[Do this]
Output each line of the material exactly as it stands.

[Records from a collection of figures]
[Begin]

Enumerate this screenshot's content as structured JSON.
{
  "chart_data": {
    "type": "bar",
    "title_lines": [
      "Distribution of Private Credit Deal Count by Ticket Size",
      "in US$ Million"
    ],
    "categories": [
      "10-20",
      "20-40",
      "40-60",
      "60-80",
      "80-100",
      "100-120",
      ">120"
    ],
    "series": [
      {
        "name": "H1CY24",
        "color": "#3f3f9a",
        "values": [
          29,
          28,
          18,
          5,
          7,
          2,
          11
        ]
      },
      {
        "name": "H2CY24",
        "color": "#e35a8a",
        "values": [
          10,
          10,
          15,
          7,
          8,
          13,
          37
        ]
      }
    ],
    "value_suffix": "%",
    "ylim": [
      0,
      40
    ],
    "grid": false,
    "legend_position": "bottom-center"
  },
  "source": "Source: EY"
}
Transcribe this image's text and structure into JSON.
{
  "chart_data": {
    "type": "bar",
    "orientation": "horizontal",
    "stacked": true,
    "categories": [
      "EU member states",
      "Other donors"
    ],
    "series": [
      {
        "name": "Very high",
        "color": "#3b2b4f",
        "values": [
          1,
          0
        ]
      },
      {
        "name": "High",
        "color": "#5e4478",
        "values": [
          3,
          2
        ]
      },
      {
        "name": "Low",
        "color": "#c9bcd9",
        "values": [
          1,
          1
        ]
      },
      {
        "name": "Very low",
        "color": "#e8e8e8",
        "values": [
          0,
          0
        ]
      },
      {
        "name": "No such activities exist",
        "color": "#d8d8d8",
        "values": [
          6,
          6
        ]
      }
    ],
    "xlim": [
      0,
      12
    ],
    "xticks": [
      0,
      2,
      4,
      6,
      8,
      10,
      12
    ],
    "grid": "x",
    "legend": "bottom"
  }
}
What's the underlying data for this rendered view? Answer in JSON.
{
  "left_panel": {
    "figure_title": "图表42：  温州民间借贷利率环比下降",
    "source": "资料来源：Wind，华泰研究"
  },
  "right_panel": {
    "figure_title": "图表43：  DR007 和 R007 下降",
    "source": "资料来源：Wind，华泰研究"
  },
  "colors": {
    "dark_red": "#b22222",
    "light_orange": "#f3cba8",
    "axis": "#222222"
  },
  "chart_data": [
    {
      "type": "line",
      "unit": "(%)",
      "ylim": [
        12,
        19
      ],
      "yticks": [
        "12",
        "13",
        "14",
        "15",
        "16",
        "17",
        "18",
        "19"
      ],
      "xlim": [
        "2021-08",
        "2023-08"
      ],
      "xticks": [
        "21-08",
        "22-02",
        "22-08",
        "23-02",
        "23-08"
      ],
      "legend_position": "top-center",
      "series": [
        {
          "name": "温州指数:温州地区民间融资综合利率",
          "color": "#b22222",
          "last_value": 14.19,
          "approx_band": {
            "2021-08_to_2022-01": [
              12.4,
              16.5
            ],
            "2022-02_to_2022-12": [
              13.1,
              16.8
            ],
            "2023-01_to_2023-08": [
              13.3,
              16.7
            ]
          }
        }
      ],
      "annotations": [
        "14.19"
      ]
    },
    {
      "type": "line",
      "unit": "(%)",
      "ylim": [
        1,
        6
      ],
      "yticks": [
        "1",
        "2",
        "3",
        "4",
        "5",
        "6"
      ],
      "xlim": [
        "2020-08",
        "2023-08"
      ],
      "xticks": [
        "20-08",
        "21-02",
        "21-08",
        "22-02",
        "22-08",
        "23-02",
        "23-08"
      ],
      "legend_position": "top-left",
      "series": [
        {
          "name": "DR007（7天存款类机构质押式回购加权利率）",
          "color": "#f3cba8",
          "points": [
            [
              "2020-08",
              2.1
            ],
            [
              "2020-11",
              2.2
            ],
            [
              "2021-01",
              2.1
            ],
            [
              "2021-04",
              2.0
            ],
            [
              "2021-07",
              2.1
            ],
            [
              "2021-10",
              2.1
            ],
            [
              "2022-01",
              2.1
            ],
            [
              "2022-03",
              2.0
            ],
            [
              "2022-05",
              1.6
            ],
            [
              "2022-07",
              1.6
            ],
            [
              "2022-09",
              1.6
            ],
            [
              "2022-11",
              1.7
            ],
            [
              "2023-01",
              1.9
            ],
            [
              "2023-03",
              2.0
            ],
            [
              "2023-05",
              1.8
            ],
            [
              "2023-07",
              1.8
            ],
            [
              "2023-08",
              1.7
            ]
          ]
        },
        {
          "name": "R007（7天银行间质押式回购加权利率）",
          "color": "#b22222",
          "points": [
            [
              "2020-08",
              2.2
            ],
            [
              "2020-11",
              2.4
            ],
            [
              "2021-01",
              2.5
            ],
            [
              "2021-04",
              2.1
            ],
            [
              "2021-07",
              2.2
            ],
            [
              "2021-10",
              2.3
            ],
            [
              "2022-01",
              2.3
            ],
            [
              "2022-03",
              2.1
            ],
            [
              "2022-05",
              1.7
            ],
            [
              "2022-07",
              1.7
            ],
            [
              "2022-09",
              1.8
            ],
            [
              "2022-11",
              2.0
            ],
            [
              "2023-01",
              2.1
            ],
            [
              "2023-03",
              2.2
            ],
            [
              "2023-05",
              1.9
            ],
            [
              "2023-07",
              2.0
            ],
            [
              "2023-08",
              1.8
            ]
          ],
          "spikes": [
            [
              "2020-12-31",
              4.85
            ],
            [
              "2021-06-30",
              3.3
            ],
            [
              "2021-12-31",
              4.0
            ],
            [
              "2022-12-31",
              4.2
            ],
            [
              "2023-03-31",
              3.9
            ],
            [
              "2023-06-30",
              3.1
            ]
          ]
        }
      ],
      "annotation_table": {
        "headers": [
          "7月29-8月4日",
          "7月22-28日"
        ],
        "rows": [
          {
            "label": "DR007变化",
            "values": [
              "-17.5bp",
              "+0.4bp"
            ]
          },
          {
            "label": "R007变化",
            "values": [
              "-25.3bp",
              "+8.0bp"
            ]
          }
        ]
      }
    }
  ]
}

[End]

[Finished exercise]
Enumerate this screenshot's content as structured JSON.
{
  "chart_data": {
    "type": "bar",
    "title_lines": [
      "Distribution of Private Credit Deal Count by Ticket Size",
      "in US$ Million"
    ],
    "categories": [
      "10-20",
      "20-40",
      "40-60",
      "60-80",
      "80-100",
      "100-120",
      ">120"
    ],
    "series": [
      {
        "name": "H1CY24",
        "color": "#3f3f9a",
        "values": [
          29,
          28,
          18,
          5,
          7,
          2,
          11
        ]
      },
      {
        "name": "H2CY24",
        "color": "#e35a8a",
        "values": [
          10,
          10,
          15,
          7,
          8,
          13,
          37
        ]
      }
    ],
    "value_suffix": "%",
    "ylim": [
      0,
      40
    ],
    "grid": false,
    "legend_position": "bottom-center"
  },
  "source": "Source: EY"
}
Transcribe this image's text and structure into JSON.
{
  "chart_data": {
    "type": "bar",
    "orientation": "horizontal",
    "stacked": true,
    "categories": [
      "EU member states",
      "Other donors"
    ],
    "series": [
      {
        "name": "Very high",
        "color": "#3b2b4f",
        "values": [
          1,
          0
        ]
      },
      {
        "name": "High",
        "color": "#5e4478",
        "values": [
          3,
          2
        ]
      },
      {
        "name": "Low",
        "color": "#c9bcd9",
        "values": [
          1,
          1
        ]
      },
      {
        "name": "Very low",
        "color": "#e8e8e8",
        "values": [
          0,
          0
        ]
      },
      {
        "name": "No such activities exist",
        "color": "#d8d8d8",
        "values": [
          6,
          6
        ]
      }
    ],
    "xlim": [
      0,
      12
    ],
    "xticks": [
      0,
      2,
      4,
      6,
      8,
      10,
      12
    ],
    "grid": "x",
    "legend": "bottom"
  }
}
What's the underlying data for this rendered view? Answer in JSON.
{
  "left_panel": {
    "figure_title": "图表42：  温州民间借贷利率环比下降",
    "source": "资料来源：Wind，华泰研究"
  },
  "right_panel": {
    "figure_title": "图表43：  DR007 和 R007 下降",
    "source": "资料来源：Wind，华泰研究"
  },
  "colors": {
    "dark_red": "#b22222",
    "light_orange": "#f3cba8",
    "axis": "#222222"
  },
  "chart_data": [
    {
      "type": "line",
      "unit": "(%)",
      "ylim": [
        12,
        19
      ],
      "yticks": [
        "12",
        "13",
        "14",
        "15",
        "16",
        "17",
        "18",
        "19"
      ],
      "xlim": [
        "2021-08",
        "2023-08"
      ],
      "xticks": [
        "21-08",
        "22-02",
        "22-08",
        "23-02",
        "23-08"
      ],
      "legend_position": "top-center",
      "series": [
        {
          "name": "温州指数:温州地区民间融资综合利率",
          "color": "#b22222",
          "last_value": 14.19,
          "approx_band": {
            "2021-08_to_2022-01": [
              12.4,
              16.5
            ],
            "2022-02_to_2022-12": [
              13.1,
              16.8
            ],
            "2023-01_to_2023-08": [
              13.3,
              16.7
            ]
          }
        }
      ],
      "annotations": [
        "14.19"
      ]
    },
    {
      "type": "line",
      "unit": "(%)",
      "ylim": [
        1,
        6
      ],
      "yticks": [
        "1",
        "2",
        "3",
        "4",
        "5",
        "6"
      ],
      "xlim": [
        "2020-08",
        "2023-08"
      ],
      "xticks": [
        "20-08",
        "21-02",
        "21-08",
        "22-02",
        "22-08",
        "23-02",
        "23-08"
      ],
      "legend_position": "top-left",
      "series": [
        {
          "name": "DR007（7天存款类机构质押式回购加权利率）",
          "color": "#f3cba8",
          "points": [
            [
              "2020-08",
              2.1
            ],
            [
              "2020-11",
              2.2
            ],
            [
              "2021-01",
              2.1
            ],
            [
              "2021-04",
              2.0
            ],
            [
              "2021-07",
              2.1
            ],
            [
              "2021-10",
              2.1
            ],
            [
              "2022-01",
              2.1
            ],
            [
              "2022-03",
              2.0
            ],
            [
              "2022-05",
              1.6
            ],
            [
              "2022-07",
              1.6
            ],
            [
              "2022-09",
              1.6
            ],
            [
              "2022-11",
              1.7
            ],
            [
              "2023-01",
              1.9
            ],
            [
              "2023-03",
              2.0
            ],
            [
              "2023-05",
              1.8
            ],
            [
              "2023-07",
              1.8
            ],
            [
              "2023-08",
              1.7
            ]
          ]
        },
        {
          "name": "R007（7天银行间质押式回购加权利率）",
          "color": "#b22222",
          "points": [
            [
              "2020-08",
              2.2
            ],
            [
              "2020-11",
              2.4
            ],
            [
              "2021-01",
              2.5
            ],
            [
              "2021-04",
              2.1
            ],
            [
              "2021-07",
              2.2
            ],
            [
              "2021-10",
              2.3
            ],
            [
              "2022-01",
              2.3
            ],
            [
              "2022-03",
              2.1
            ],
            [
              "2022-05",
              1.7
            ],
            [
              "2022-07",
              1.7
            ],
            [
              "2022-09",
              1.8
            ],
            [
              "2022-11",
              2.0
            ],
            [
              "2023-01",
              2.1
            ],
            [
              "2023-03",
              2.2
            ],
            [
              "2023-05",
              1.9
            ],
            [
              "2023-07",
              2.0
            ],
            [
              "2023-08",
              1.8
            ]
          ],
          "spikes": [
            [
              "2020-12-31",
              4.85
            ],
            [
              "2021-06-30",
              3.3
            ],
            [
              "2021-12-31",
              4.0
            ],
            [
              "2022-12-31",
              4.2
            ],
            [
              "2023-03-31",
              3.9
            ],
            [
              "2023-06-30",
              3.1
            ]
          ]
        }
      ],
      "annotation_table": {
        "headers": [
          "7月29-8月4日",
          "7月22-28日"
        ],
        "rows": [
          {
            "label": "DR007变化",
            "values": [
              "-17.5bp",
              "+0.4bp"
            ]
          },
          {
            "label": "R007变化",
            "values": [
              "-25.3bp",
              "+8.0bp"
            ]
          }
        ]
      }
    }
  ]
}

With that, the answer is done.